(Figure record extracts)
┄┄┄┄┄┄┄┄┄┄┄┄┄┄┄┄┄┄┄┄

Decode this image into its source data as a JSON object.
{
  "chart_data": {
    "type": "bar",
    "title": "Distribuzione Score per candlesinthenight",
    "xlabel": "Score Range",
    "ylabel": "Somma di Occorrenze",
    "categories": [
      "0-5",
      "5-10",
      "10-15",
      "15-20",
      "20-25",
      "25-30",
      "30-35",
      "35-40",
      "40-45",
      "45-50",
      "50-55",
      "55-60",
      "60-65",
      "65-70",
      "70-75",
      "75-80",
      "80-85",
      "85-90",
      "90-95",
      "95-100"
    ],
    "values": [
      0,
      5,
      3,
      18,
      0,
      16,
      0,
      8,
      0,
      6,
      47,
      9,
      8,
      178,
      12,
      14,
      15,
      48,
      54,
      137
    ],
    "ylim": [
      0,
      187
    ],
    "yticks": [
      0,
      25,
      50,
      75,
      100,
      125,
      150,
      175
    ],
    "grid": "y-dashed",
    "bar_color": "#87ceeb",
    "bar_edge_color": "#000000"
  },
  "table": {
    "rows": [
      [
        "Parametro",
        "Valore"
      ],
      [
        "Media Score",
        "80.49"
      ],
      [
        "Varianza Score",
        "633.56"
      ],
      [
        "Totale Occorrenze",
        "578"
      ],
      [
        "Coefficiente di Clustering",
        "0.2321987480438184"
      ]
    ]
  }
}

┄┄┄┄┄┄┄┄┄┄┄┄┄┄┄┄┄┄┄┄

◆ **To do**: Look through the entries above; copy every line holding the string "Occorrenze".

◆ **Result of this exercise**:
    "ylabel": "Somma di Occorrenze",
        "Totale Occorrenze",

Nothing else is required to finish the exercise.